[BEGIN RECORDS FOR THE TASK]

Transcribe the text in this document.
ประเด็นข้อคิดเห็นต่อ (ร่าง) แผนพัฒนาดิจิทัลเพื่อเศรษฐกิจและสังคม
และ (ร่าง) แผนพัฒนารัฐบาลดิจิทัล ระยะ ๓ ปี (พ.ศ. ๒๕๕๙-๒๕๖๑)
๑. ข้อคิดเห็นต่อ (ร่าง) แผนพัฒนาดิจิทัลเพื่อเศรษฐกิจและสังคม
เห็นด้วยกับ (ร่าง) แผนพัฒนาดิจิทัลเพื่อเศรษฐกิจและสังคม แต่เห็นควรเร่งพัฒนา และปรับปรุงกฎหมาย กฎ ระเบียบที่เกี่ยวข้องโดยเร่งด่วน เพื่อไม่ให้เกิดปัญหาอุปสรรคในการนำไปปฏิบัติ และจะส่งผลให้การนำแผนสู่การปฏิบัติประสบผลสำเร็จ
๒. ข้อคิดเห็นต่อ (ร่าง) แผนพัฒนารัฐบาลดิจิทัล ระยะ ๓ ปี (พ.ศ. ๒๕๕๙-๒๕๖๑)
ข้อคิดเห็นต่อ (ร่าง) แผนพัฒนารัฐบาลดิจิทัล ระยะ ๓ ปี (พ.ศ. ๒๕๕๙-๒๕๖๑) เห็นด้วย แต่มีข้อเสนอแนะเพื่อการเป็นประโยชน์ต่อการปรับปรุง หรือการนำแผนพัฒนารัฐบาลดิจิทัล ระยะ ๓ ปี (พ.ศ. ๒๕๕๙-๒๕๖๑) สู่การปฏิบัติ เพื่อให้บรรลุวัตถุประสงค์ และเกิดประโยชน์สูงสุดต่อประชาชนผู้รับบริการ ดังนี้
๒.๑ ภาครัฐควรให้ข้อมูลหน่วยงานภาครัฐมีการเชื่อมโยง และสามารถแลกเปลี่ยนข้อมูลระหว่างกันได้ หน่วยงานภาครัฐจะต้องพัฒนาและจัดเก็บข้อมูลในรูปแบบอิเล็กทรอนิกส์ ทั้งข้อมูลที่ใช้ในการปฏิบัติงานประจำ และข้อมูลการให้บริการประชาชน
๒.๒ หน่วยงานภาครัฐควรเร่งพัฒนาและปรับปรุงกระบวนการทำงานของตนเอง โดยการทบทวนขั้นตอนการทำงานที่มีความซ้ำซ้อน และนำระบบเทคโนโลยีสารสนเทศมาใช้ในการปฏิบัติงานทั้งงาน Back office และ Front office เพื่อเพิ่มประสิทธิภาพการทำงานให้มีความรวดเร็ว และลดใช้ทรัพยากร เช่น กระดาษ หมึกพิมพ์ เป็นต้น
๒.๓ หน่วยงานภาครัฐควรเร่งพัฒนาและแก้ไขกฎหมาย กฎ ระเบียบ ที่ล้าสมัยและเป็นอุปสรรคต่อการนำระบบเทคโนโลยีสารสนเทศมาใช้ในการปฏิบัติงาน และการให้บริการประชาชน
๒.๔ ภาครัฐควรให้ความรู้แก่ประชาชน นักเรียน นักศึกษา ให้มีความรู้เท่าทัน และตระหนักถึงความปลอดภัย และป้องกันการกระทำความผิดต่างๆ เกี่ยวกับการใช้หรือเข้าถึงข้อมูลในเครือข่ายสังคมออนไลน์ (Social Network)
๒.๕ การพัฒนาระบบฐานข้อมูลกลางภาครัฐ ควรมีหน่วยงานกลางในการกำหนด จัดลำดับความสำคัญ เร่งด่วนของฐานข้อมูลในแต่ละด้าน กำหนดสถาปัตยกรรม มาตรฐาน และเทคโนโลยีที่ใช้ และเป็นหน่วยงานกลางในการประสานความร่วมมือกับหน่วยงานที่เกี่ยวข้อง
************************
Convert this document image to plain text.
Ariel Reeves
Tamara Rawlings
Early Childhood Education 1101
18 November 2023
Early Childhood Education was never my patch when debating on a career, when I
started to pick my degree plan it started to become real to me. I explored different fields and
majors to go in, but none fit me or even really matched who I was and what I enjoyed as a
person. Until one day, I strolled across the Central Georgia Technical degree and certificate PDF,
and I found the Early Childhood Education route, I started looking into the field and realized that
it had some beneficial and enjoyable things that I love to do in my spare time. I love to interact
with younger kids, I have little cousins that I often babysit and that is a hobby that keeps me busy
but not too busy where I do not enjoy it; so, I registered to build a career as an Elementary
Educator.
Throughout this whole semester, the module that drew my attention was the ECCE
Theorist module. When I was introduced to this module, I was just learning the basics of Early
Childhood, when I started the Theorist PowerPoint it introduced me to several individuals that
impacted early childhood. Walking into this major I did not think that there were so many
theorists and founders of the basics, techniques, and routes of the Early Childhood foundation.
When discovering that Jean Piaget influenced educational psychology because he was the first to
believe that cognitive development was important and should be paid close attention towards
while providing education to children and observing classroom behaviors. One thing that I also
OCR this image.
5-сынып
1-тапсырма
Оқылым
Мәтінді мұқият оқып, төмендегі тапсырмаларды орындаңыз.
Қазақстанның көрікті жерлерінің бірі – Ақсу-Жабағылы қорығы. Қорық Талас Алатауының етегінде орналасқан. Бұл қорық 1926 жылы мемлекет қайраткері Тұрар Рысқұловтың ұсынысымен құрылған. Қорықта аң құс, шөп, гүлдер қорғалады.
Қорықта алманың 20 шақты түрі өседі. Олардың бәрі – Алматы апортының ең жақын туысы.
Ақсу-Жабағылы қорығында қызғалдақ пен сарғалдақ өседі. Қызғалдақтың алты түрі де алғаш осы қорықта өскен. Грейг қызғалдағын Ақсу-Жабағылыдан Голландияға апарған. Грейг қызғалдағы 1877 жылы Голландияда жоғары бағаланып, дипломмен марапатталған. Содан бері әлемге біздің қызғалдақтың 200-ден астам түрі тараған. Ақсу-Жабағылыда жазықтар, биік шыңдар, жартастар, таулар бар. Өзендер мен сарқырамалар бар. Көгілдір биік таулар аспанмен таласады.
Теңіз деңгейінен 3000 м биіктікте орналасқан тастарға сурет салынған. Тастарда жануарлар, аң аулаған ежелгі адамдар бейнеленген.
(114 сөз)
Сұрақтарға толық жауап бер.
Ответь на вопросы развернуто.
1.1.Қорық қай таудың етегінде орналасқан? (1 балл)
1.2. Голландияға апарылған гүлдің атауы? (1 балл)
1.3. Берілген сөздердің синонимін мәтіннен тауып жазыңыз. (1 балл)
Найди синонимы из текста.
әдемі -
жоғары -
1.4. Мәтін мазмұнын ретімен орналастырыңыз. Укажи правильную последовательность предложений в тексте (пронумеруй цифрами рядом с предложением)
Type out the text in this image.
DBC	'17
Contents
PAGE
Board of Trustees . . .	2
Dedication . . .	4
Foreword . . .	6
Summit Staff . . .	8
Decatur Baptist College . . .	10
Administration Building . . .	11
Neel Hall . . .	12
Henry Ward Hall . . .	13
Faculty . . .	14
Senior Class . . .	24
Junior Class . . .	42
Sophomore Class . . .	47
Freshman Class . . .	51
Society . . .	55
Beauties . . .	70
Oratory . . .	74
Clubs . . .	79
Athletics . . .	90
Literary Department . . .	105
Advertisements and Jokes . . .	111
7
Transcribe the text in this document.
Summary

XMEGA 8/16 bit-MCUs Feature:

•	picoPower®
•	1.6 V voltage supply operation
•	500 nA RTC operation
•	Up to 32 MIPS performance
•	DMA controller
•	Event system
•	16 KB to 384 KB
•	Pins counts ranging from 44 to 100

[END RECORDS FOR THE TASK]

WHAT IS NEEDED => Without leaving anything out, give the entries again exactly.

COMPLETED TASK =>
Transcribe the text in this document.
ประเด็นข้อคิดเห็นต่อ (ร่าง) แผนพัฒนาดิจิทัลเพื่อเศรษฐกิจและสังคม
และ (ร่าง) แผนพัฒนารัฐบาลดิจิทัล ระยะ ๓ ปี (พ.ศ. ๒๕๕๙-๒๕๖๑)
๑. ข้อคิดเห็นต่อ (ร่าง) แผนพัฒนาดิจิทัลเพื่อเศรษฐกิจและสังคม
เห็นด้วยกับ (ร่าง) แผนพัฒนาดิจิทัลเพื่อเศรษฐกิจและสังคม แต่เห็นควรเร่งพัฒนา และปรับปรุงกฎหมาย กฎ ระเบียบที่เกี่ยวข้องโดยเร่งด่วน เพื่อไม่ให้เกิดปัญหาอุปสรรคในการนำไปปฏิบัติ และจะส่งผลให้การนำแผนสู่การปฏิบัติประสบผลสำเร็จ
๒. ข้อคิดเห็นต่อ (ร่าง) แผนพัฒนารัฐบาลดิจิทัล ระยะ ๓ ปี (พ.ศ. ๒๕๕๙-๒๕๖๑)
ข้อคิดเห็นต่อ (ร่าง) แผนพัฒนารัฐบาลดิจิทัล ระยะ ๓ ปี (พ.ศ. ๒๕๕๙-๒๕๖๑) เห็นด้วย แต่มีข้อเสนอแนะเพื่อการเป็นประโยชน์ต่อการปรับปรุง หรือการนำแผนพัฒนารัฐบาลดิจิทัล ระยะ ๓ ปี (พ.ศ. ๒๕๕๙-๒๕๖๑) สู่การปฏิบัติ เพื่อให้บรรลุวัตถุประสงค์ และเกิดประโยชน์สูงสุดต่อประชาชนผู้รับบริการ ดังนี้
๒.๑ ภาครัฐควรให้ข้อมูลหน่วยงานภาครัฐมีการเชื่อมโยง และสามารถแลกเปลี่ยนข้อมูลระหว่างกันได้ หน่วยงานภาครัฐจะต้องพัฒนาและจัดเก็บข้อมูลในรูปแบบอิเล็กทรอนิกส์ ทั้งข้อมูลที่ใช้ในการปฏิบัติงานประจำ และข้อมูลการให้บริการประชาชน
๒.๒ หน่วยงานภาครัฐควรเร่งพัฒนาและปรับปรุงกระบวนการทำงานของตนเอง โดยการทบทวนขั้นตอนการทำงานที่มีความซ้ำซ้อน และนำระบบเทคโนโลยีสารสนเทศมาใช้ในการปฏิบัติงานทั้งงาน Back office และ Front office เพื่อเพิ่มประสิทธิภาพการทำงานให้มีความรวดเร็ว และลดใช้ทรัพยากร เช่น กระดาษ หมึกพิมพ์ เป็นต้น
๒.๓ หน่วยงานภาครัฐควรเร่งพัฒนาและแก้ไขกฎหมาย กฎ ระเบียบ ที่ล้าสมัยและเป็นอุปสรรคต่อการนำระบบเทคโนโลยีสารสนเทศมาใช้ในการปฏิบัติงาน และการให้บริการประชาชน
๒.๔ ภาครัฐควรให้ความรู้แก่ประชาชน นักเรียน นักศึกษา ให้มีความรู้เท่าทัน และตระหนักถึงความปลอดภัย และป้องกันการกระทำความผิดต่างๆ เกี่ยวกับการใช้หรือเข้าถึงข้อมูลในเครือข่ายสังคมออนไลน์ (Social Network)
๒.๕ การพัฒนาระบบฐานข้อมูลกลางภาครัฐ ควรมีหน่วยงานกลางในการกำหนด จัดลำดับความสำคัญ เร่งด่วนของฐานข้อมูลในแต่ละด้าน กำหนดสถาปัตยกรรม มาตรฐาน และเทคโนโลยีที่ใช้ และเป็นหน่วยงานกลางในการประสานความร่วมมือกับหน่วยงานที่เกี่ยวข้อง
************************
Convert this document image to plain text.
Ariel Reeves
Tamara Rawlings
Early Childhood Education 1101
18 November 2023
Early Childhood Education was never my patch when debating on a career, when I
started to pick my degree plan it started to become real to me. I explored different fields and
majors to go in, but none fit me or even really matched who I was and what I enjoyed as a
person. Until one day, I strolled across the Central Georgia Technical degree and certificate PDF,
and I found the Early Childhood Education route, I started looking into the field and realized that
it had some beneficial and enjoyable things that I love to do in my spare time. I love to interact
with younger kids, I have little cousins that I often babysit and that is a hobby that keeps me busy
but not too busy where I do not enjoy it; so, I registered to build a career as an Elementary
Educator.
Throughout this whole semester, the module that drew my attention was the ECCE
Theorist module. When I was introduced to this module, I was just learning the basics of Early
Childhood, when I started the Theorist PowerPoint it introduced me to several individuals that
impacted early childhood. Walking into this major I did not think that there were so many
theorists and founders of the basics, techniques, and routes of the Early Childhood foundation.
When discovering that Jean Piaget influenced educational psychology because he was the first to
believe that cognitive development was important and should be paid close attention towards
while providing education to children and observing classroom behaviors. One thing that I also
OCR this image.
5-сынып
1-тапсырма
Оқылым
Мәтінді мұқият оқып, төмендегі тапсырмаларды орындаңыз.
Қазақстанның көрікті жерлерінің бірі – Ақсу-Жабағылы қорығы. Қорық Талас Алатауының етегінде орналасқан. Бұл қорық 1926 жылы мемлекет қайраткері Тұрар Рысқұловтың ұсынысымен құрылған. Қорықта аң құс, шөп, гүлдер қорғалады.
Қорықта алманың 20 шақты түрі өседі. Олардың бәрі – Алматы апортының ең жақын туысы.
Ақсу-Жабағылы қорығында қызғалдақ пен сарғалдақ өседі. Қызғалдақтың алты түрі де алғаш осы қорықта өскен. Грейг қызғалдағын Ақсу-Жабағылыдан Голландияға апарған. Грейг қызғалдағы 1877 жылы Голландияда жоғары бағаланып, дипломмен марапатталған. Содан бері әлемге біздің қызғалдақтың 200-ден астам түрі тараған. Ақсу-Жабағылыда жазықтар, биік шыңдар, жартастар, таулар бар. Өзендер мен сарқырамалар бар. Көгілдір биік таулар аспанмен таласады.
Теңіз деңгейінен 3000 м биіктікте орналасқан тастарға сурет салынған. Тастарда жануарлар, аң аулаған ежелгі адамдар бейнеленген.
(114 сөз)
Сұрақтарға толық жауап бер.
Ответь на вопросы развернуто.
1.1.Қорық қай таудың етегінде орналасқан? (1 балл)
1.2. Голландияға апарылған гүлдің атауы? (1 балл)
1.3. Берілген сөздердің синонимін мәтіннен тауып жазыңыз. (1 балл)
Найди синонимы из текста.
әдемі -
жоғары -
1.4. Мәтін мазмұнын ретімен орналастырыңыз. Укажи правильную последовательность предложений в тексте (пронумеруй цифрами рядом с предложением)
Type out the text in this image.
DBC	'17
Contents
PAGE
Board of Trustees . . .	2
Dedication . . .	4
Foreword . . .	6
Summit Staff . . .	8
Decatur Baptist College . . .	10
Administration Building . . .	11
Neel Hall . . .	12
Henry Ward Hall . . .	13
Faculty . . .	14
Senior Class . . .	24
Junior Class . . .	42
Sophomore Class . . .	47
Freshman Class . . .	51
Society . . .	55
Beauties . . .	70
Oratory . . .	74
Clubs . . .	79
Athletics . . .	90
Literary Department . . .	105
Advertisements and Jokes . . .	111
7
Transcribe the text in this document.
Summary

XMEGA 8/16 bit-MCUs Feature:

•	picoPower®
•	1.6 V voltage supply operation
•	500 nA RTC operation
•	Up to 32 MIPS performance
•	DMA controller
•	Event system
•	16 KB to 384 KB
•	Pins counts ranging from 44 to 100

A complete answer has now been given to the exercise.